Exercise goal:
Copy out lines with the word "złotych" from the material that follows.

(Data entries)
========

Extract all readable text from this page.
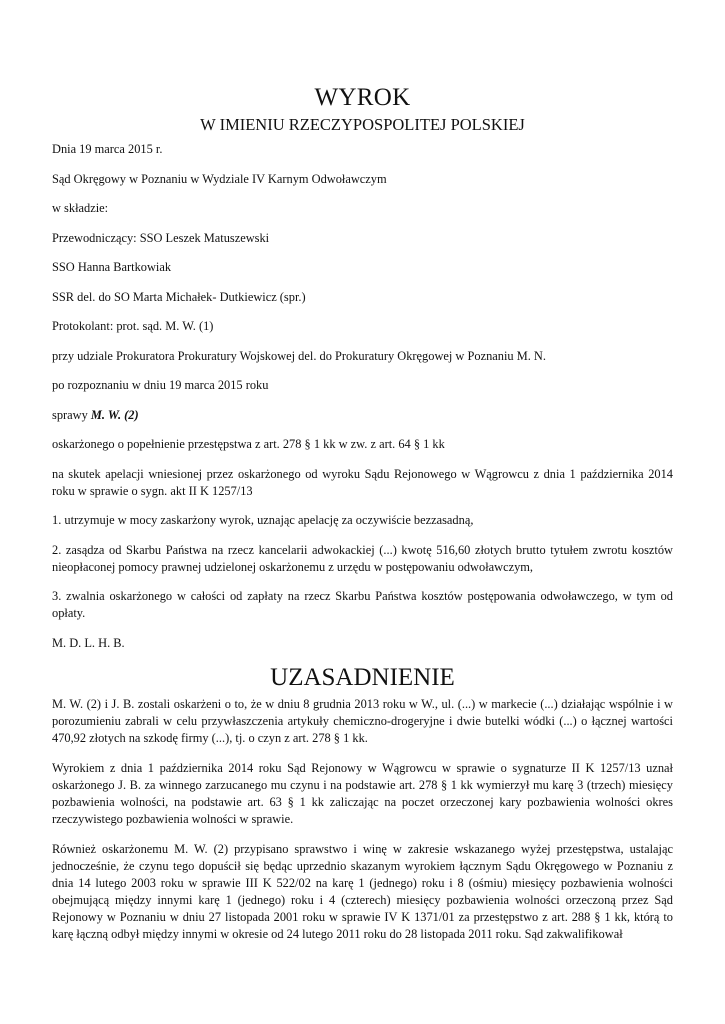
WYROK
W IMIENIU RZECZYPOSPOLITEJ POLSKIEJ

Dnia 19 marca 2015 r.

Sąd Okręgowy w Poznaniu w Wydziale IV Karnym Odwoławczym

w składzie:

Przewodniczący: SSO Leszek Matuszewski

SSO Hanna Bartkowiak

SSR del. do SO Marta Michałek- Dutkiewicz (spr.)

Protokolant: prot. sąd. M. W. (1)

przy udziale Prokuratora Prokuratury Wojskowej del. do Prokuratury Okręgowej w Poznaniu M. N.

po rozpoznaniu w dniu 19 marca 2015 roku

sprawy M. W. (2)

oskarżonego o popełnienie przestępstwa z art. 278 § 1 kk w zw. z art. 64 § 1 kk

na skutek apelacji wniesionej przez oskarżonego od wyroku Sądu Rejonowego w Wągrowcu z dnia 1 października 2014 roku w sprawie o sygn. akt II K 1257/13

1. utrzymuje w mocy zaskarżony wyrok, uznając apelację za oczywiście bezzasadną,

2. zasądza od Skarbu Państwa na rzecz kancelarii adwokackiej (...) kwotę 516,60 złotych brutto tytułem zwrotu kosztów nieopłaconej pomocy prawnej udzielonej oskarżonemu z urzędu w postępowaniu odwoławczym,

3. zwalnia oskarżonego w całości od zapłaty na rzecz Skarbu Państwa kosztów postępowania odwoławczego, w tym od opłaty.

M. D. L. H. B.

UZASADNIENIE

M. W. (2) i J. B. zostali oskarżeni o to, że w dniu 8 grudnia 2013 roku w W., ul. (...) w markecie (...) działając wspólnie i w porozumieniu zabrali w celu przywłaszczenia artykuły chemiczno-drogeryjne i dwie butelki wódki (...) o łącznej wartości 470,92 złotych na szkodę firmy (...), tj. o czyn z art. 278 § 1 kk.

Wyrokiem z dnia 1 października 2014 roku Sąd Rejonowy w Wągrowcu w sprawie o sygnaturze II K 1257/13 uznał oskarżonego J. B. za winnego zarzucanego mu czynu i na podstawie art. 278 § 1 kk wymierzył mu karę 3 (trzech) miesięcy pozbawienia wolności, na podstawie art. 63 § 1 kk zaliczając na poczet orzeczonej kary pozbawienia wolności okres rzeczywistego pozbawienia wolności w sprawie.

Również oskarżonemu M. W. (2) przypisano sprawstwo i winę w zakresie wskazanego wyżej przestępstwa, ustalając jednocześnie, że czynu tego dopuścił się będąc uprzednio skazanym wyrokiem łącznym Sądu Okręgowego w Poznaniu z dnia 14 lutego 2003 roku w sprawie III K 522/02 na karę 1 (jednego) roku i 8 (ośmiu) miesięcy pozbawienia wolności obejmującą między innymi karę 1 (jednego) roku i 4 (czterech) miesięcy pozbawienia wolności orzeczoną przez Sąd Rejonowy w Poznaniu w dniu 27 listopada 2001 roku w sprawie IV K 1371/01 za przestępstwo z art. 288 § 1 kk, którą to karę łączną odbył między innymi w okresie od 24 lutego 2011 roku do 28 listopada 2011 roku. Sąd zakwalifikował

========

Response to this exercise:
2. zasądza od Skarbu Państwa na rzecz kancelarii adwokackiej (...) kwotę 516,60 złotych brutto tytułem zwrotu kosztów nieopłaconej pomocy prawnej udzielonej oskarżonemu z urzędu w postępowaniu odwoławczym,
M. W. (2) i J. B. zostali oskarżeni o to, że w dniu 8 grudnia 2013 roku w W., ul. (...) w markecie (...) działając wspólnie i w porozumieniu zabrali w celu przywłaszczenia artykuły chemiczno-drogeryjne i dwie butelki wódki (...) o łącznej wartości 470,92 złotych na szkodę firmy (...), tj. o czyn z art. 278 § 1 kk.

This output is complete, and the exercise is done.